◆ **REQUIRED WORK**
Every entry that follows should be repeated exactly; drop the images.
### DATASET ###
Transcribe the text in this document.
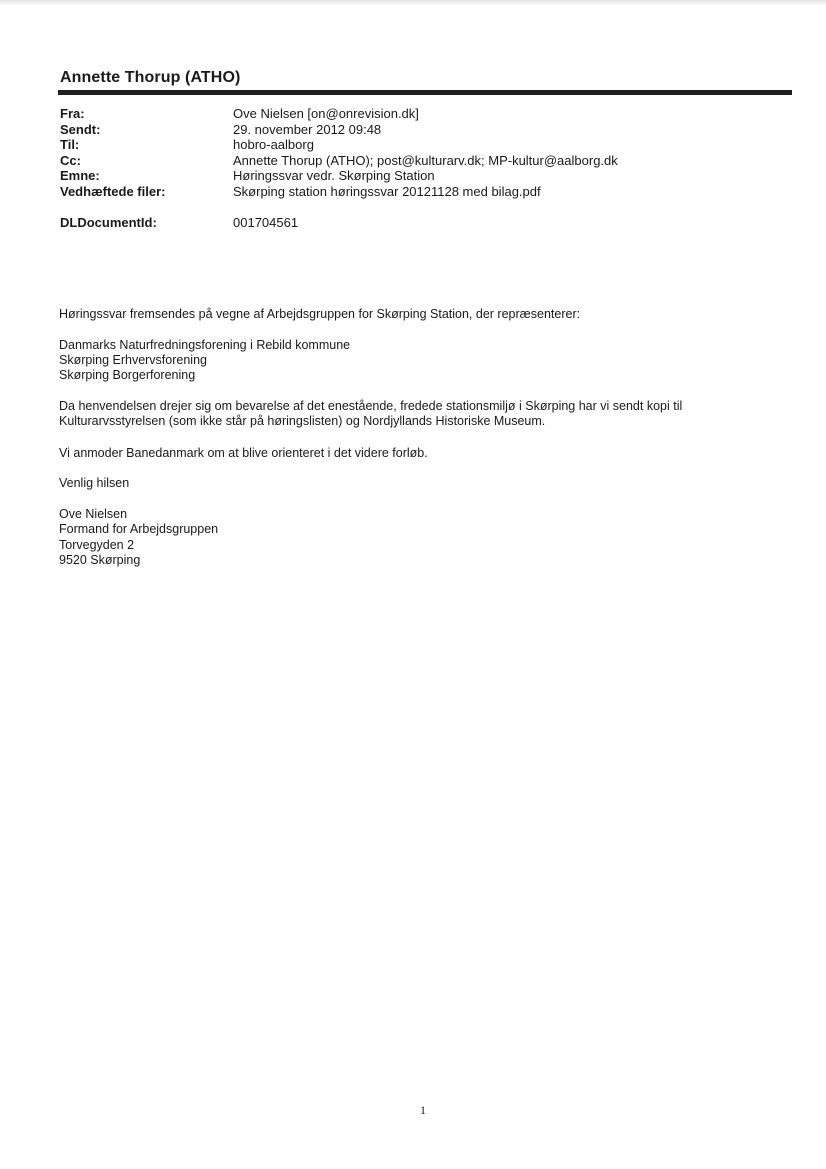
Annette Thorup (ATHO)
Fra:	Ove Nielsen [on@onrevision.dk]
Sendt:	29. november 2012 09:48
Til:	hobro-aalborg
Cc:	Annette Thorup (ATHO); post@kulturarv.dk; MP-kultur@aalborg.dk
Emne:	Høringssvar vedr. Skørping Station
Vedhæftede filer:	Skørping station høringssvar 20121128 med bilag.pdf
DLDocumentId:	001704561
Høringssvar fremsendes på vegne af Arbejdsgruppen for Skørping Station, der repræsenterer:
Danmarks Naturfredningsforening i Rebild kommune
Skørping Erhvervsforening
Skørping Borgerforening
Da henvendelsen drejer sig om bevarelse af det enestående, fredede stationsmiljø i Skørping har vi sendt kopi til
Kulturarvsstyrelsen (som ikke står på høringslisten) og Nordjyllands Historiske Museum.
Vi anmoder Banedanmark om at blive orienteret i det videre forløb.
Venlig hilsen
Ove Nielsen
Formand for Arbejdsgruppen
Torvegyden 2
9520 Skørping
1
###
◆ **WRITTEN RESPONSE**
Transcribe the text in this document.
Annette Thorup (ATHO)
Fra:	Ove Nielsen [on@onrevision.dk]
Sendt:	29. november 2012 09:48
Til:	hobro-aalborg
Cc:	Annette Thorup (ATHO); post@kulturarv.dk; MP-kultur@aalborg.dk
Emne:	Høringssvar vedr. Skørping Station
Vedhæftede filer:	Skørping station høringssvar 20121128 med bilag.pdf
DLDocumentId:	001704561
Høringssvar fremsendes på vegne af Arbejdsgruppen for Skørping Station, der repræsenterer:
Danmarks Naturfredningsforening i Rebild kommune
Skørping Erhvervsforening
Skørping Borgerforening
Da henvendelsen drejer sig om bevarelse af det enestående, fredede stationsmiljø i Skørping har vi sendt kopi til
Kulturarvsstyrelsen (som ikke står på høringslisten) og Nordjyllands Historiske Museum.
Vi anmoder Banedanmark om at blive orienteret i det videre forløb.
Venlig hilsen
Ove Nielsen
Formand for Arbejdsgruppen
Torvegyden 2
9520 Skørping
1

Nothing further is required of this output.